╭──

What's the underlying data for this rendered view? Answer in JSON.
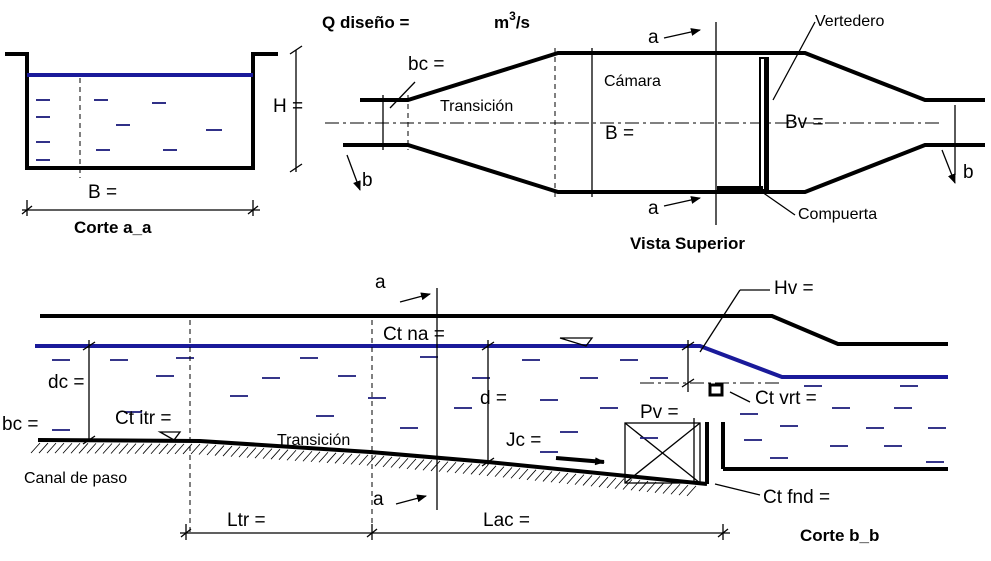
{
  "header": {
    "q_label": "Q diseño =",
    "q_unit_base": "m",
    "q_unit_exp": "3",
    "q_unit_tail": "/s"
  },
  "corte_aa": {
    "title": "Corte a_a",
    "h_label": "H =",
    "b_label": "B ="
  },
  "vista_superior": {
    "title": "Vista Superior",
    "bc_label": "bc =",
    "transicion_label": "Transición",
    "camara_label": "Cámara",
    "b_label": "B =",
    "bv_label": "Bv =",
    "vertedero_label": "Vertedero",
    "compuerta_label": "Compuerta",
    "section_mark_a": "a",
    "section_mark_b": "b"
  },
  "corte_bb": {
    "title": "Corte b_b",
    "section_mark_a": "a",
    "hv_label": "Hv =",
    "ct_na_label": "Ct na =",
    "dc_label": "dc =",
    "bc_label": "bc =",
    "ct_itr_label": "Ct itr =",
    "transicion_label": "Transición",
    "canal_label": "Canal de paso",
    "d_label": "d =",
    "pv_label": "Pv =",
    "ct_vrt_label": "Ct vrt =",
    "jc_label": "Jc =",
    "ct_fnd_label": "Ct fnd =",
    "ltr_label": "Ltr =",
    "lac_label": "Lac ="
  },
  "colors": {
    "water_line": "#1a1a9a",
    "outline": "#000000"
  }
}
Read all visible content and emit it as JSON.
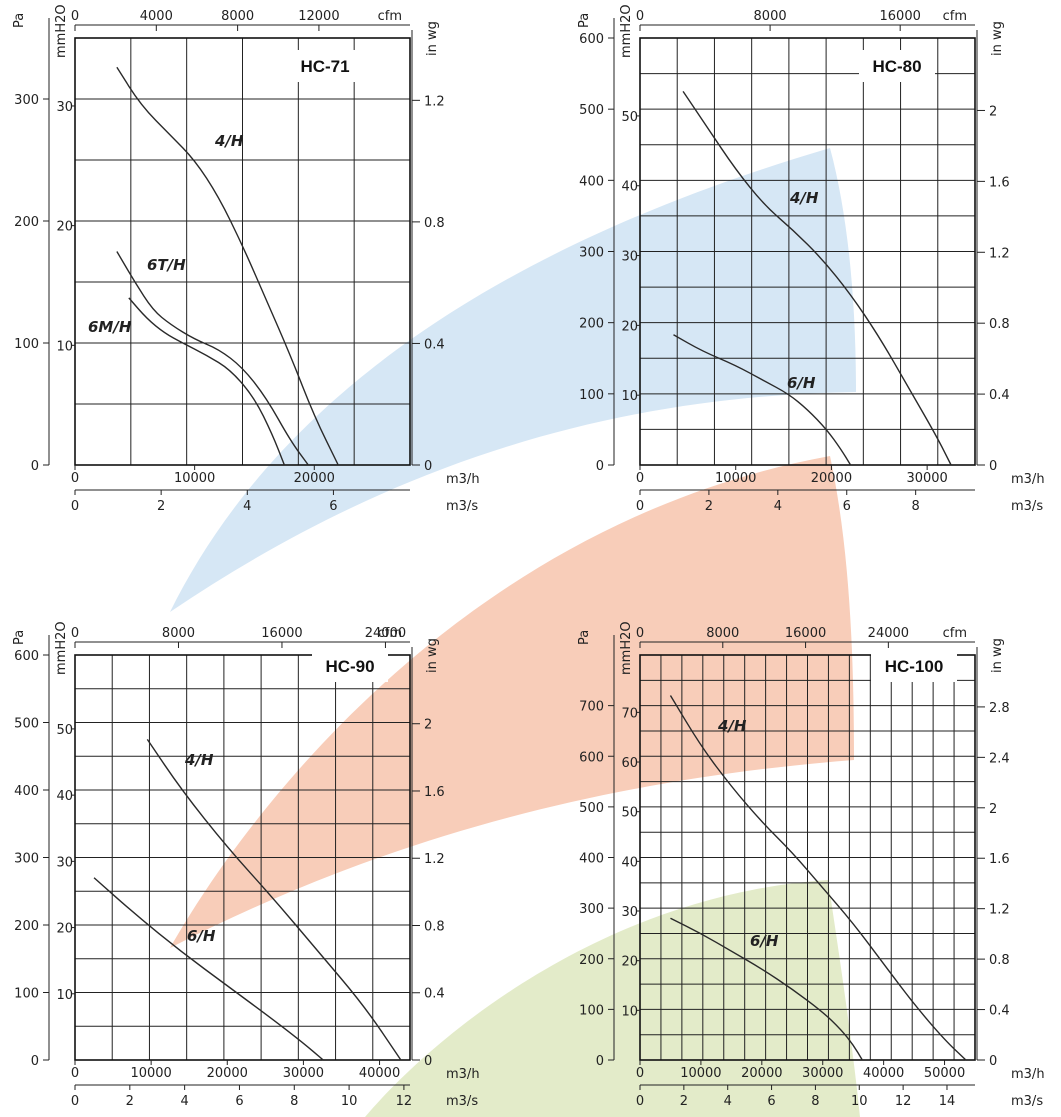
{
  "chart_data": [
    {
      "type": "line",
      "title": "HC-71",
      "x": {
        "m3h_ticks": [
          "0",
          "10000",
          "20000"
        ],
        "m3h_unit": "m3/h",
        "m3h_range": [
          0,
          28000
        ],
        "m3s_ticks": [
          "0",
          "2",
          "4",
          "6"
        ],
        "m3s_unit": "m3/s",
        "cfm_ticks": [
          "0",
          "4000",
          "8000",
          "12000"
        ],
        "cfm_unit": "cfm"
      },
      "y": {
        "pa_ticks": [
          "0",
          "100",
          "200",
          "300"
        ],
        "pa_unit": "Pa",
        "pa_range": [
          0,
          350
        ],
        "mm_ticks": [
          "10",
          "20",
          "30"
        ],
        "mm_unit": "mmH2O",
        "wg_ticks": [
          "0",
          "0.4",
          "0.8",
          "1.2"
        ],
        "wg_unit": "in wg"
      },
      "series": [
        {
          "name": "4/H",
          "x": [
            3500,
            5500,
            8000,
            10000,
            12000,
            14000,
            16000,
            18000,
            20000,
            22000
          ],
          "y": [
            326,
            295,
            270,
            250,
            220,
            180,
            135,
            90,
            40,
            0
          ]
        },
        {
          "name": "6T/H",
          "x": [
            3500,
            5000,
            6500,
            8000,
            10000,
            12000,
            14000,
            16000,
            18000,
            19500
          ],
          "y": [
            175,
            150,
            127,
            115,
            103,
            95,
            80,
            55,
            20,
            0
          ]
        },
        {
          "name": "6M/H",
          "x": [
            4500,
            6000,
            7500,
            9000,
            11000,
            13000,
            15000,
            16500,
            17500
          ],
          "y": [
            137,
            120,
            108,
            100,
            90,
            78,
            55,
            25,
            0
          ]
        }
      ]
    },
    {
      "type": "line",
      "title": "HC-80",
      "x": {
        "m3h_ticks": [
          "0",
          "10000",
          "20000",
          "30000"
        ],
        "m3h_unit": "m3/h",
        "m3h_range": [
          0,
          35000
        ],
        "m3s_ticks": [
          "0",
          "2",
          "4",
          "6",
          "8"
        ],
        "m3s_unit": "m3/s",
        "cfm_ticks": [
          "0",
          "8000",
          "16000"
        ],
        "cfm_unit": "cfm"
      },
      "y": {
        "pa_ticks": [
          "0",
          "100",
          "200",
          "300",
          "400",
          "500",
          "600"
        ],
        "pa_unit": "Pa",
        "pa_range": [
          0,
          600
        ],
        "mm_ticks": [
          "10",
          "20",
          "30",
          "40",
          "50"
        ],
        "mm_unit": "mmH2O",
        "wg_ticks": [
          "0",
          "0.4",
          "0.8",
          "1.2",
          "1.6",
          "2"
        ],
        "wg_unit": "in wg"
      },
      "series": [
        {
          "name": "4/H",
          "x": [
            4500,
            7000,
            10000,
            13000,
            16000,
            19000,
            22000,
            25000,
            28000,
            31000,
            32500
          ],
          "y": [
            525,
            475,
            415,
            365,
            330,
            290,
            240,
            180,
            110,
            40,
            0
          ]
        },
        {
          "name": "6/H",
          "x": [
            3500,
            6500,
            10000,
            13000,
            15500,
            17500,
            19500,
            21000,
            22000
          ],
          "y": [
            183,
            160,
            140,
            118,
            100,
            78,
            50,
            22,
            0
          ]
        }
      ]
    },
    {
      "type": "line",
      "title": "HC-90",
      "x": {
        "m3h_ticks": [
          "0",
          "10000",
          "20000",
          "30000",
          "40000"
        ],
        "m3h_unit": "m3/h",
        "m3h_range": [
          0,
          44000
        ],
        "m3s_ticks": [
          "0",
          "2",
          "4",
          "6",
          "8",
          "10",
          "12"
        ],
        "m3s_unit": "m3/s",
        "cfm_ticks": [
          "0",
          "8000",
          "16000",
          "24000"
        ],
        "cfm_unit": "cfm"
      },
      "y": {
        "pa_ticks": [
          "0",
          "100",
          "200",
          "300",
          "400",
          "500",
          "600"
        ],
        "pa_unit": "Pa",
        "pa_range": [
          0,
          600
        ],
        "mm_ticks": [
          "10",
          "20",
          "30",
          "40",
          "50"
        ],
        "mm_unit": "mmH2O",
        "wg_ticks": [
          "0",
          "0.4",
          "0.8",
          "1.2",
          "1.6",
          "2"
        ],
        "wg_unit": "in wg"
      },
      "series": [
        {
          "name": "4/H",
          "x": [
            9500,
            14000,
            20000,
            26000,
            32000,
            38000,
            42800
          ],
          "y": [
            475,
            400,
            315,
            240,
            160,
            80,
            0
          ]
        },
        {
          "name": "6/H",
          "x": [
            2500,
            8000,
            14000,
            20000,
            26000,
            30000,
            32600
          ],
          "y": [
            270,
            215,
            160,
            110,
            60,
            25,
            0
          ]
        }
      ]
    },
    {
      "type": "line",
      "title": "HC-100",
      "x": {
        "m3h_ticks": [
          "0",
          "10000",
          "20000",
          "30000",
          "40000",
          "50000"
        ],
        "m3h_unit": "m3/h",
        "m3h_range": [
          0,
          55000
        ],
        "m3s_ticks": [
          "0",
          "2",
          "4",
          "6",
          "8",
          "10",
          "12",
          "14"
        ],
        "m3s_unit": "m3/s",
        "cfm_ticks": [
          "0",
          "8000",
          "16000",
          "24000"
        ],
        "cfm_unit": "cfm"
      },
      "y": {
        "pa_ticks": [
          "0",
          "100",
          "200",
          "300",
          "400",
          "500",
          "600",
          "700"
        ],
        "pa_unit": "Pa",
        "pa_range": [
          0,
          800
        ],
        "mm_ticks": [
          "10",
          "20",
          "30",
          "40",
          "50",
          "60",
          "70"
        ],
        "mm_unit": "mmH2O",
        "wg_ticks": [
          "0",
          "0.4",
          "0.8",
          "1.2",
          "1.6",
          "2",
          "2.4",
          "2.8"
        ],
        "wg_unit": "in wg"
      },
      "series": [
        {
          "name": "4/H",
          "x": [
            5000,
            10000,
            15000,
            20000,
            25000,
            30000,
            35000,
            40000,
            45000,
            50000,
            53500
          ],
          "y": [
            720,
            620,
            540,
            470,
            410,
            340,
            270,
            190,
            110,
            40,
            0
          ]
        },
        {
          "name": "6/H",
          "x": [
            5000,
            10000,
            15000,
            20000,
            25000,
            30000,
            33000,
            35000,
            36500
          ],
          "y": [
            280,
            250,
            215,
            180,
            140,
            95,
            60,
            30,
            0
          ]
        }
      ]
    }
  ],
  "colors": {
    "blue_band": "#d6e7f5",
    "red_band": "#f8cdb9",
    "green_band": "#e3ebc9",
    "grid": "#222222",
    "curve": "#2a2a2a"
  }
}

╰──

▶ [The task] Of the lines in the material above, state how many contain the string "title"; give no other text.

▶ [The completed task] 7